Records from a data source
****

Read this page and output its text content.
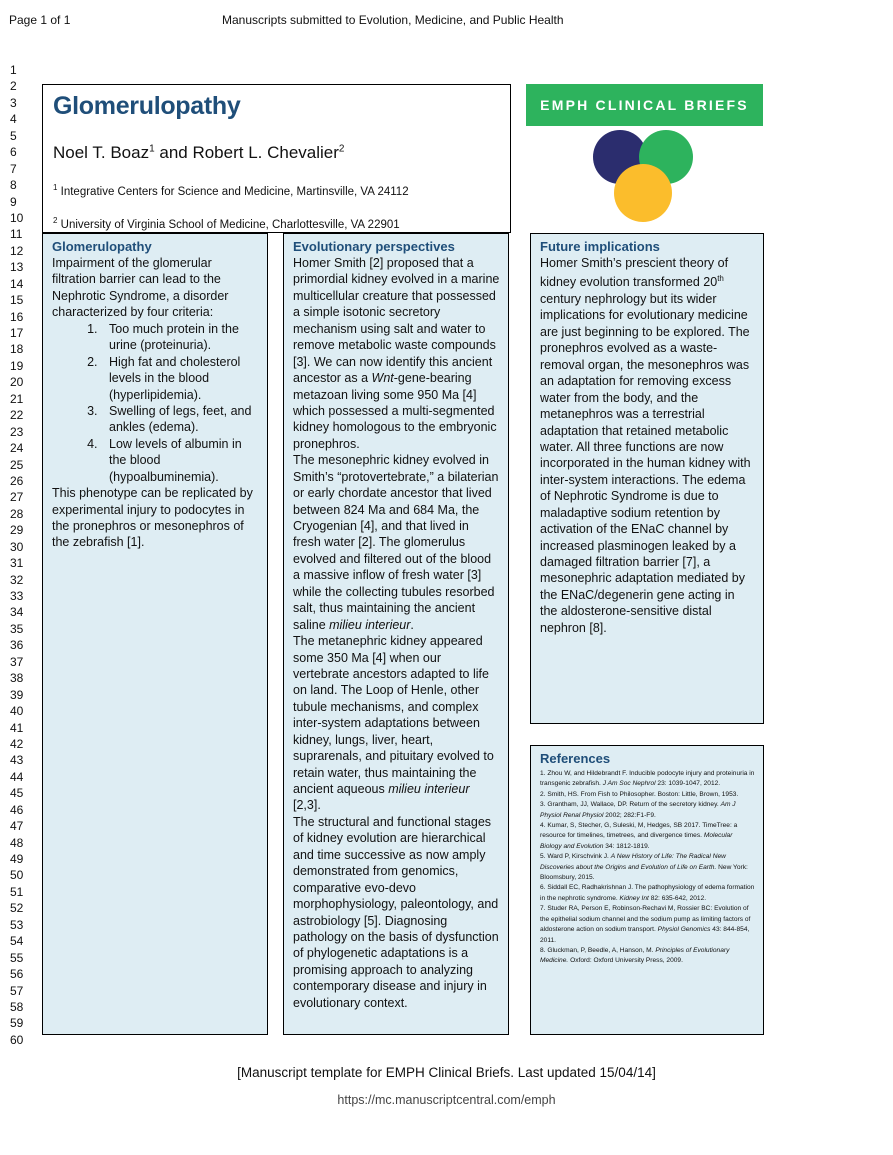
Page 1 of 1	Manuscripts submitted to Evolution, Medicine, and Public Health
1
2
3
4
5
6
7
8
9
10
11
12
13
14
15
16
17
18
19
20
21
22
23
24
25
26
27
28
29
30
31
32
33
34
35
36
37
38
39
40
41
42
43
44
45
46
47
48
49
50
51
52
53
54
55
56
57
58
59
60
Glomerulopathy
Noel T. Boaz$^1$ and Robert L. Chevalier$^2$
$^1$ Integrative Centers for Science and Medicine, Martinsville, VA 24112
$^2$ University of Virginia School of Medicine, Charlottesville, VA 22901
EMPH CLINICAL BRIEFS
Glomerulopathy

Impairment of the glomerular filtration barrier can lead to the Nephrotic Syndrome, a disorder characterized by four criteria:

1. Too much protein in the urine (proteinuria).
2. High fat and cholesterol levels in the blood (hyperlipidemia).
3. Swelling of legs, feet, and ankles (edema).
4. Low levels of albumin in the blood (hypoalbuminemia).

This phenotype can be replicated by experimental injury to podocytes in the pronephros or mesonephros of the zebrafish [1].

Evolutionary perspectives

Homer Smith [2] proposed that a primordial kidney evolved in a marine multicellular creature that possessed a simple isotonic secretory mechanism using salt and water to remove metabolic waste compounds [3]. We can now identify this ancient ancestor as a Wnt-gene-bearing metazoan living some 950 Ma [4] which possessed a multi-segmented kidney homologous to the embryonic pronephros.

The mesonephric kidney evolved in Smith’s “protovertebrate,” a bilaterian or early chordate ancestor that lived between 824 Ma and 684 Ma, the Cryogenian [4], and that lived in fresh water [2]. The glomerulus evolved and filtered out of the blood a massive inflow of fresh water [3] while the collecting tubules resorbed salt, thus maintaining the ancient saline milieu interieur.

The metanephric kidney appeared some 350 Ma [4] when our vertebrate ancestors adapted to life on land. The Loop of Henle, other tubule mechanisms, and complex inter-system adaptations between kidney, lungs, liver, heart, suprarenals, and pituitary evolved to retain water, thus maintaining the ancient aqueous milieu interieur [2,3].

The structural and functional stages of kidney evolution are hierarchical and time successive as now amply demonstrated from genomics, comparative evo-devo morphophysiology, paleontology, and astrobiology [5]. Diagnosing pathology on the basis of dysfunction of phylogenetic adaptations is a promising approach to analyzing contemporary disease and injury in evolutionary context.

Future implications

Homer Smith’s prescient theory of kidney evolution transformed 20th century nephrology but its wider implications for evolutionary medicine are just beginning to be explored. The pronephros evolved as a waste-removal organ, the mesonephros was an adaptation for removing excess water from the body, and the metanephros was a terrestrial adaptation that retained metabolic water. All three functions are now incorporated in the human kidney with inter-system interactions. The edema of Nephrotic Syndrome is due to maladaptive sodium retention by activation of the ENaC channel by increased plasminogen leaked by a damaged filtration barrier [7], a mesonephric adaptation mediated by the ENaC/degenerin gene acting in the aldosterone-sensitive distal nephron [8].

References

1. Zhou W, and Hildebrandt F. Inducible podocyte injury and proteinuria in transgenic zebrafish. J Am Soc Nephrol 23: 1039-1047, 2012.

2. Smith, HS. From Fish to Philosopher. Boston: Little, Brown, 1953.

3. Grantham, JJ, Wallace, DP. Return of the secretory kidney. Am J Physiol Renal Physiol 2002; 282:F1-F9.

4. Kumar, S, Stecher, G, Suleski, M, Hedges, SB 2017. TimeTree: a resource for timelines, timetrees, and divergence times. Molecular Biology and Evolution 34: 1812-1819.

5. Ward P, Kirschvink J. A New History of Life: The Radical New Discoveries about the Origins and Evolution of Life on Earth. New York: Bloomsbury, 2015.

6. Siddall EC, Radhakrishnan J. The pathophysiology of edema formation in the nephrotic syndrome. Kidney Int 82: 635-642, 2012.

7. Studer RA, Person E, Robinson-Rechavi M, Rossier BC: Evolution of the epithelial sodium channel and the sodium pump as limiting factors of aldosterone action on sodium transport. Physiol Genomics 43: 844-854, 2011.

8. Gluckman, P, Beedle, A, Hanson, M. Principles of Evolutionary Medicine. Oxford: Oxford University Press, 2009.

[Manuscript template for EMPH Clinical Briefs. Last updated 15/04/14]
https://mc.manuscriptcentral.com/emph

****

> _PROBLEM TO WORK ON_
Which lines of the data include the word "proteinuria"? Copy each one.

> _ANSWER BOX_
1. Too much protein in the urine (proteinuria).
1. Zhou W, and Hildebrandt F. Inducible podocyte injury and proteinuria in transgenic zebrafish. J Am Soc Nephrol 23: 1039-1047, 2012.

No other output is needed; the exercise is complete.